**TASK REQUIREMENTS**: Find each line holding "cuenta" and copy it out.

════

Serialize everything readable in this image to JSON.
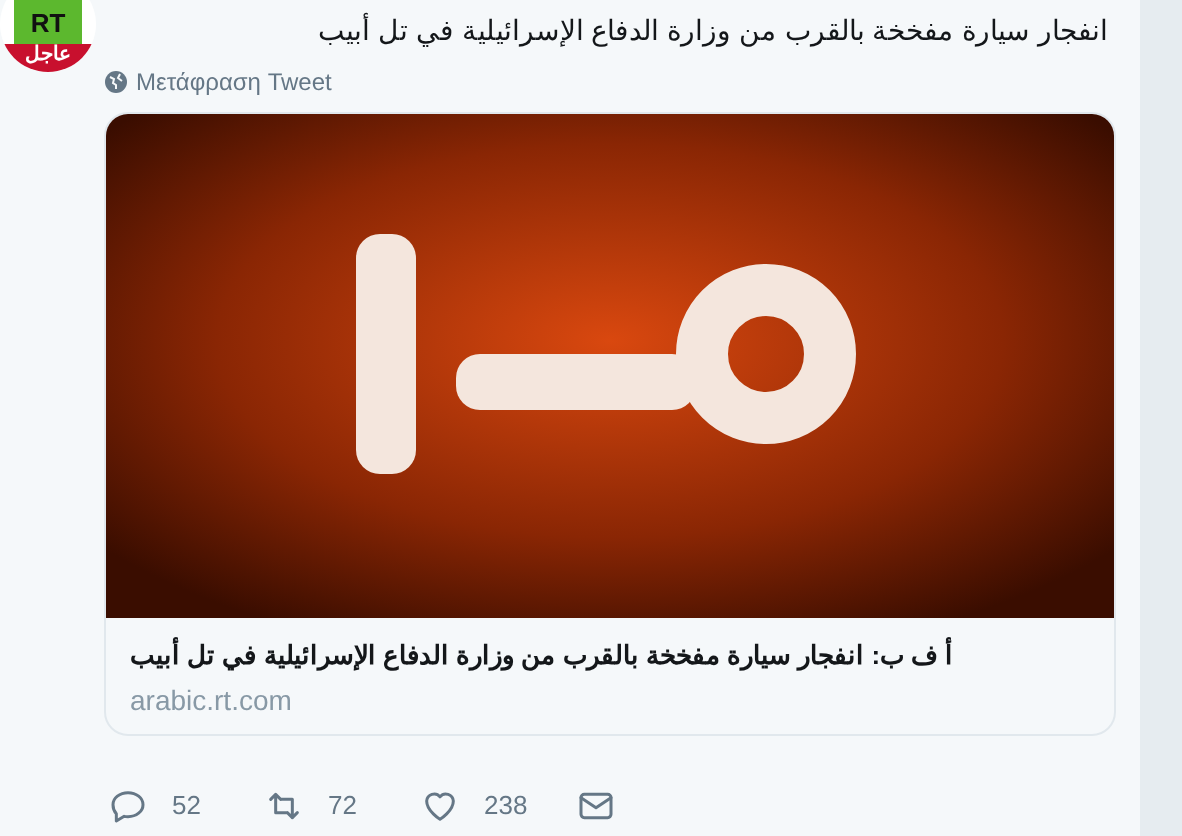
{
  "avatar": {
    "logo": "RT",
    "banner": "عاجل"
  },
  "tweet": {
    "text": "انفجار سيارة مفخخة بالقرب من وزارة الدفاع الإسرائيلية في تل أبيب",
    "translate": "Μετάφραση Tweet"
  },
  "card": {
    "title": "أ ف ب: انفجار سيارة مفخخة بالقرب من وزارة الدفاع الإسرائيلية في تل أبيب",
    "domain": "arabic.rt.com"
  },
  "actions": {
    "reply_count": "52",
    "retweet_count": "72",
    "like_count": "238"
  }
}
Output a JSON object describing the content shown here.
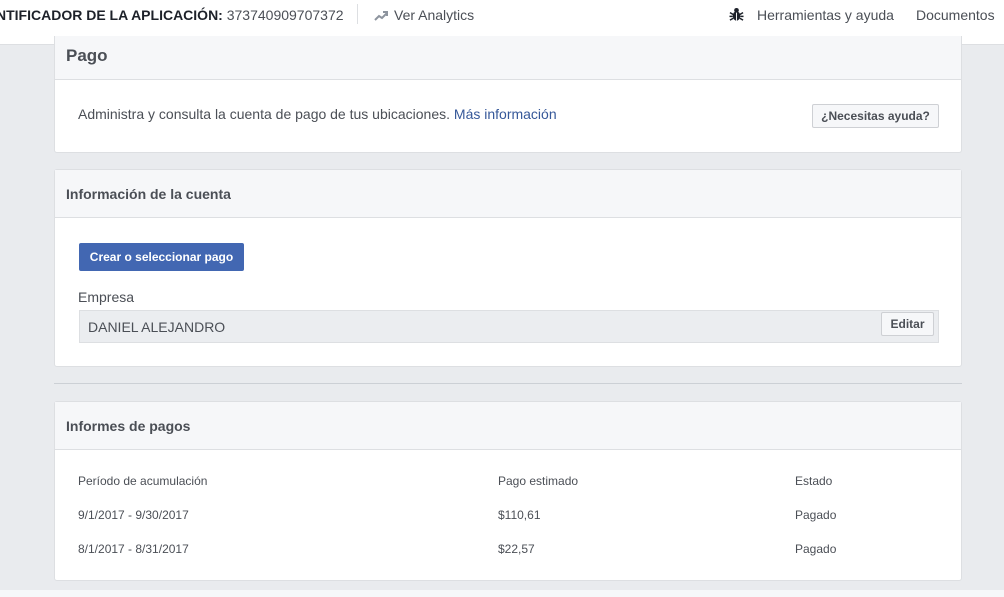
{
  "topbar": {
    "app_id_label": "NTIFICADOR DE LA APLICACIÓN:",
    "app_id_value": "373740909707372",
    "analytics": "Ver Analytics",
    "tools": "Herramientas y ayuda",
    "docs": "Documentos"
  },
  "payout": {
    "title": "Pago",
    "description": "Administra y consulta la cuenta de pago de tus ubicaciones.",
    "more_info": "Más información",
    "help_button": "¿Necesitas ayuda?"
  },
  "account": {
    "title": "Información de la cuenta",
    "create_button": "Crear o seleccionar pago",
    "company_label": "Empresa",
    "company_value": "DANIEL ALEJANDRO",
    "edit_button": "Editar"
  },
  "reports": {
    "title": "Informes de pagos",
    "headers": [
      "Período de acumulación",
      "Pago estimado",
      "Estado"
    ],
    "rows": [
      [
        "9/1/2017 - 9/30/2017",
        "$110,61",
        "Pagado"
      ],
      [
        "8/1/2017 - 8/31/2017",
        "$22,57",
        "Pagado"
      ]
    ]
  }
}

════

**FULL RESPONSE**:
    "description": "Administra y consulta la cuenta de pago de tus ubicaciones.",
    "title": "Información de la cuenta",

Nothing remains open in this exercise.